## PASSAGE TO READ
------------

SGLang Performance Dashboard
A web-based dashboard for visualizing SGLang nightly test performance metrics.
Features
- Performance Trends: View throughput, latency, and TTFT trends over time
- Model Comparison: Compare performance across different models and configurations
- Filtering: Filter by GPU configuration, model, variant, and batch size
- Interactive Charts: Zoom, pan, and hover for detailed metrics
- Run History: View recent benchmark runs with links to GitHub Actions
Quick Start
Option 1: Run with Local Server (Recommended)

------------

## DATA FOR THE TASK

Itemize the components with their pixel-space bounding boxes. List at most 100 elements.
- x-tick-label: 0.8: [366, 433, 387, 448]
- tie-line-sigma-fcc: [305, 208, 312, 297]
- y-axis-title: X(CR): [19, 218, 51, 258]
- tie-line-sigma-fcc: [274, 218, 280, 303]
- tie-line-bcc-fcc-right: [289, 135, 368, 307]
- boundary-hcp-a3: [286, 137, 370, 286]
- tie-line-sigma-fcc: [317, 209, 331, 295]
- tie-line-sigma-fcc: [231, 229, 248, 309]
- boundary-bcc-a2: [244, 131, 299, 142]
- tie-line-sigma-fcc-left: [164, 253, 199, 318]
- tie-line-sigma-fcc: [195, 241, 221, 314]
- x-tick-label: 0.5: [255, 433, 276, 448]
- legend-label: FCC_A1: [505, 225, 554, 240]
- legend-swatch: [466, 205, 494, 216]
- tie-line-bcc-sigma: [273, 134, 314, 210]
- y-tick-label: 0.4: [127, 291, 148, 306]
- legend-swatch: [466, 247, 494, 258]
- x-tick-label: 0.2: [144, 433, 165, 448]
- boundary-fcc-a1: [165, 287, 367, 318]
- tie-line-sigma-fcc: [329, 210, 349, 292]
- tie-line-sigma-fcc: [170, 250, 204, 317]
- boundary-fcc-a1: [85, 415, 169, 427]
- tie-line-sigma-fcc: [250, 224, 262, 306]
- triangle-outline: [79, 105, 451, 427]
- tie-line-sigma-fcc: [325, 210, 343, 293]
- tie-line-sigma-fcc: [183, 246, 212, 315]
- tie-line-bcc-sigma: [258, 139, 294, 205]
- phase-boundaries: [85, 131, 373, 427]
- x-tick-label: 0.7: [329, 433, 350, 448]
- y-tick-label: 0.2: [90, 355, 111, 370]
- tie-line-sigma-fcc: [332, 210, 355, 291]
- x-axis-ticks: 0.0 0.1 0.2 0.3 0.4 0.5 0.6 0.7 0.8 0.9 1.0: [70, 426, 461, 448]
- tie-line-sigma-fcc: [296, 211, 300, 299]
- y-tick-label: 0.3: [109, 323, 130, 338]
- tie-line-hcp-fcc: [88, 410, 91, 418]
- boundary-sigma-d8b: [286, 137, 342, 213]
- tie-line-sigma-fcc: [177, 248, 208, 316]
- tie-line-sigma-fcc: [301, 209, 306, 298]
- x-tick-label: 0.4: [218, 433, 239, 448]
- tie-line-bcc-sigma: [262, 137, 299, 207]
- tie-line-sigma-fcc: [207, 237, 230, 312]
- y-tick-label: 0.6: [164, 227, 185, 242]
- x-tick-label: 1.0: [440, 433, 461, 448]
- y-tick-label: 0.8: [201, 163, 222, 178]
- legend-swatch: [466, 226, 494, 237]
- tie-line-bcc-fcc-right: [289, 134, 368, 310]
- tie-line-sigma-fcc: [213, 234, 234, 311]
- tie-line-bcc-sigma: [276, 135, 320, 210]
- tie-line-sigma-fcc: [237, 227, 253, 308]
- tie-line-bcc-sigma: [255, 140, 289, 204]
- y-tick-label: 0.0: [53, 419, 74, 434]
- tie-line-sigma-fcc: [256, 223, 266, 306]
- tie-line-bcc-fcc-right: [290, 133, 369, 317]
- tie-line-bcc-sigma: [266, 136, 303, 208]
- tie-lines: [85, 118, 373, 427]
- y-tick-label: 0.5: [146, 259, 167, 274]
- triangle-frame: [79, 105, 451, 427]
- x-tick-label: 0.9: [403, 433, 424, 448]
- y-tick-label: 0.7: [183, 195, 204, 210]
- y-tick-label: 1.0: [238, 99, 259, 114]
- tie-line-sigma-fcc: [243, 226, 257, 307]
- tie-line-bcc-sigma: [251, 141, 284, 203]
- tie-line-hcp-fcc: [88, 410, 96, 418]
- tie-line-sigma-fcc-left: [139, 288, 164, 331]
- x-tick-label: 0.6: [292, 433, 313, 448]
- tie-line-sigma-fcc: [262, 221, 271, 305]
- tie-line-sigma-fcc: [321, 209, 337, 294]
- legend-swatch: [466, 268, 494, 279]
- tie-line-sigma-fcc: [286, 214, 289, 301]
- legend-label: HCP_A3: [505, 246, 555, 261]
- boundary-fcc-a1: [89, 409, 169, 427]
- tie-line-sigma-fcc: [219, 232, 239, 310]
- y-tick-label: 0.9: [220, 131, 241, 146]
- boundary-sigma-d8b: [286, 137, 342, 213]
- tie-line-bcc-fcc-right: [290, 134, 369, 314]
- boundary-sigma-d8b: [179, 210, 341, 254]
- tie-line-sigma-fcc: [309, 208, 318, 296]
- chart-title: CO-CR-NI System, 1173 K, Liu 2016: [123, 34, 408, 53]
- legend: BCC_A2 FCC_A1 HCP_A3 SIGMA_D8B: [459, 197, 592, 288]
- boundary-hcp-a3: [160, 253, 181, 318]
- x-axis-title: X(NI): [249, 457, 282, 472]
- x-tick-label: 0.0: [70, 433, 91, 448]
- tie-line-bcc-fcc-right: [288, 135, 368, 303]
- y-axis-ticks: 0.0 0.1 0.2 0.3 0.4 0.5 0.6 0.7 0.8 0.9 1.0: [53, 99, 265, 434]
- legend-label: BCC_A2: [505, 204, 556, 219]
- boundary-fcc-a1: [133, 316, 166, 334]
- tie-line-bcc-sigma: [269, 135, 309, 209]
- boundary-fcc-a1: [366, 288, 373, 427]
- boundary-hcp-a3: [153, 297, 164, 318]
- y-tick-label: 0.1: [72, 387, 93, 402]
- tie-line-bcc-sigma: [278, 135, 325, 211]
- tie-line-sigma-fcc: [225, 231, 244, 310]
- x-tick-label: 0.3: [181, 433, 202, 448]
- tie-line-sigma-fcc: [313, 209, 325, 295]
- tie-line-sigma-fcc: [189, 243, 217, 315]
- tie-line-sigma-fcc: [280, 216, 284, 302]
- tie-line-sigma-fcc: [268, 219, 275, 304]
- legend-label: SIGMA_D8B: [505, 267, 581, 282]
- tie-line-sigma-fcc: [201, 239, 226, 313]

------------

## DIRECTIVES
1 > Reproduce the records from their first line through the line that has "- triangle-outline: [79, 105, 451, 427]", substituting "legend-marker" for every "legend-swatch" and keeping everything else the same.
2 > Proceed with the SGLang performance dashboard text, picking up right after its final line.

## ANSWER SET
1 >
Itemize the components with their pixel-space bounding boxes. List at most 100 elements.
- x-tick-label: 0.8: [366, 433, 387, 448]
- tie-line-sigma-fcc: [305, 208, 312, 297]
- y-axis-title: X(CR): [19, 218, 51, 258]
- tie-line-sigma-fcc: [274, 218, 280, 303]
- tie-line-bcc-fcc-right: [289, 135, 368, 307]
- boundary-hcp-a3: [286, 137, 370, 286]
- tie-line-sigma-fcc: [317, 209, 331, 295]
- tie-line-sigma-fcc: [231, 229, 248, 309]
- boundary-bcc-a2: [244, 131, 299, 142]
- tie-line-sigma-fcc-left: [164, 253, 199, 318]
- tie-line-sigma-fcc: [195, 241, 221, 314]
- x-tick-label: 0.5: [255, 433, 276, 448]
- legend-label: FCC_A1: [505, 225, 554, 240]
- legend-marker: [466, 205, 494, 216]
- tie-line-bcc-sigma: [273, 134, 314, 210]
- y-tick-label: 0.4: [127, 291, 148, 306]
- legend-marker: [466, 247, 494, 258]
- x-tick-label: 0.2: [144, 433, 165, 448]
- boundary-fcc-a1: [165, 287, 367, 318]
- tie-line-sigma-fcc: [329, 210, 349, 292]
- tie-line-sigma-fcc: [170, 250, 204, 317]
- boundary-fcc-a1: [85, 415, 169, 427]
- tie-line-sigma-fcc: [250, 224, 262, 306]
- triangle-outline: [79, 105, 451, 427]

2 >
For live data from GitHub Actions artifacts:
# Install requirements
pip install requests
# Run the server
python server.py --fetch-on-start
# Visit http://localhost:8000
The server provides:
- Automatic fetching of metrics from GitHub
- Caching to reduce API calls
/api/metricsendpoint for the frontend
Option 2: Fetch Data Manually
Use the fetch script to download metrics data:
# Fetch last 30 days of metrics
python fetch_metrics.py --output metrics_data.json
# Fetch a specific run
python fetch_metrics.py --run-id 21338741812 --output single_run.json
# Fetch only scheduled (nightly) runs
python fetch_metrics.py --scheduled-only --days 7
GitHub Token
To download artifacts from GitHub, you need authentication:
Using
ghCLI (recommended):gh auth loginUsing environment variable:
export GITHUB_TOKEN=your_token_here
Without a token, the dashboard will show run metadata but not detailed benchmark results.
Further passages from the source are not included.